**What you need to do**
Please pick out every line in the records below that contains the string "inner", matching case exactly, and copy each one.

Element and region listings
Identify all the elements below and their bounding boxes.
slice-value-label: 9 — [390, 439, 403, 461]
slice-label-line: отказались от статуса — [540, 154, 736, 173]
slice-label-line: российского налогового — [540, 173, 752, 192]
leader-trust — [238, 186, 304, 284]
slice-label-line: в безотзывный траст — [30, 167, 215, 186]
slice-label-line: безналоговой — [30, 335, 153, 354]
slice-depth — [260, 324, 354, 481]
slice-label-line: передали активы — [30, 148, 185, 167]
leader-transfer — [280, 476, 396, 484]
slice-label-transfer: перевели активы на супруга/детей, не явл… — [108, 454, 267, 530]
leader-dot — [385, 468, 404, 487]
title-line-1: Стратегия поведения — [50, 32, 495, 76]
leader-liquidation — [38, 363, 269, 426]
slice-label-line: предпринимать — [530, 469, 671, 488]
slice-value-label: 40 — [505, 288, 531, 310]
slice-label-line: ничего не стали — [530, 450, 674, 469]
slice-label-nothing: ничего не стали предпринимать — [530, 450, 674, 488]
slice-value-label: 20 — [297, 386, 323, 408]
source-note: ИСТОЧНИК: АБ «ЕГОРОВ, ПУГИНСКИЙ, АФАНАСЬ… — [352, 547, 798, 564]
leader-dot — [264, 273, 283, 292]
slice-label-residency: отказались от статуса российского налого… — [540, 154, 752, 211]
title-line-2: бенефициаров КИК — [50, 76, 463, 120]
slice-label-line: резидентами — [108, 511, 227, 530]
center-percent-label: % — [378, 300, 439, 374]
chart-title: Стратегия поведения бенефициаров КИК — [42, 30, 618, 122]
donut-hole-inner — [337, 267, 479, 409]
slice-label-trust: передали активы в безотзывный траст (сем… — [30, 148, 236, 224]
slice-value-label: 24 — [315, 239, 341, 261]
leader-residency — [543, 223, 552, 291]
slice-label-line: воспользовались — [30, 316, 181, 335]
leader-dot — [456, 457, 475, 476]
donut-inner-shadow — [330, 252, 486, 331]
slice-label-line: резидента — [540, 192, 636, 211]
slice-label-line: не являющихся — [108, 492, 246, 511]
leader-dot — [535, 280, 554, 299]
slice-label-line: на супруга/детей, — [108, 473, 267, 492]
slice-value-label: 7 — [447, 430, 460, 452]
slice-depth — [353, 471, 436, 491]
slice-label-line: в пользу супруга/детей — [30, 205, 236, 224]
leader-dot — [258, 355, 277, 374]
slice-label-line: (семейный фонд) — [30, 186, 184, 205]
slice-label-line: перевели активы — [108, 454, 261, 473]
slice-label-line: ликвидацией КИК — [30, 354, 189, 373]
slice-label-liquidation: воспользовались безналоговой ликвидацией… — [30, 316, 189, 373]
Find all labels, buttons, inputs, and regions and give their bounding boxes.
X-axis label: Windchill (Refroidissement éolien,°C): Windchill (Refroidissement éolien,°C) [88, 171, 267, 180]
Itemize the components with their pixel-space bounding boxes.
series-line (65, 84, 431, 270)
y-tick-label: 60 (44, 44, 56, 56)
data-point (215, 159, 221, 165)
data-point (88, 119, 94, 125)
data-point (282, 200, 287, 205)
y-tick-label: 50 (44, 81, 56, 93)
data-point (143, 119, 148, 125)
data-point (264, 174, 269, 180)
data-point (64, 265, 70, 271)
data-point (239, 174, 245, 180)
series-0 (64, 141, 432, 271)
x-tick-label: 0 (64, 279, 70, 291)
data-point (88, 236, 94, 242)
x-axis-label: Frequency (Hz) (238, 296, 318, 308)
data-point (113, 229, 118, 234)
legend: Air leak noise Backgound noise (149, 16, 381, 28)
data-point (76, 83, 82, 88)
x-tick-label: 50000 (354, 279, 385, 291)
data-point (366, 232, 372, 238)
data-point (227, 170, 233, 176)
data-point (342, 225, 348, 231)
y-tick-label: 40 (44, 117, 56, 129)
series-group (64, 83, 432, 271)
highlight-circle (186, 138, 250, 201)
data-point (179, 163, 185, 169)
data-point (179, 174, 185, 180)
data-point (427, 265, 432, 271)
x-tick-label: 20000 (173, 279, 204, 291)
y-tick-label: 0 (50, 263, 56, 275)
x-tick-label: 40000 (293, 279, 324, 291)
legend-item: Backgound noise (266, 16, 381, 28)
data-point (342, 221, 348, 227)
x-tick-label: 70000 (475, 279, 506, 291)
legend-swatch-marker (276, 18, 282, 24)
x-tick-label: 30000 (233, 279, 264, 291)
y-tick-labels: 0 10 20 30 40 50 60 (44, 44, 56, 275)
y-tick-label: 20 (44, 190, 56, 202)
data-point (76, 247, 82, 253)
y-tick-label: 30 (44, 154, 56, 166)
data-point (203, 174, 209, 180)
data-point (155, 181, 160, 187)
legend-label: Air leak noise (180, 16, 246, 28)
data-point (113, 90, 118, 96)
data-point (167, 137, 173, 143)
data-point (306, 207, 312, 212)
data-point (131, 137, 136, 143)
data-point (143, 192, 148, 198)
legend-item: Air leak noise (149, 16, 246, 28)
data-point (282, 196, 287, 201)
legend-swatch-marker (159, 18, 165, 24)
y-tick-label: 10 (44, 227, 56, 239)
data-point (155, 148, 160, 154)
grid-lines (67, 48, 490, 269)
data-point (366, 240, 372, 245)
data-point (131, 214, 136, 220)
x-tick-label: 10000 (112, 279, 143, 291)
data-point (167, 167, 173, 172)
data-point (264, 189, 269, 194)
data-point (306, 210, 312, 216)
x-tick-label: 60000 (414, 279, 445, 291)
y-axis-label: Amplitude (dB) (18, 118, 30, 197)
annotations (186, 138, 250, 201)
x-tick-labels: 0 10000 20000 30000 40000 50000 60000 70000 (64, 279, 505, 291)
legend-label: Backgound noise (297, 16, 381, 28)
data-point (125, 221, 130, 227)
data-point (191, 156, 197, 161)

**The output**
donut-hole-inner — [337, 267, 479, 409]
donut-inner-shadow — [330, 252, 486, 331]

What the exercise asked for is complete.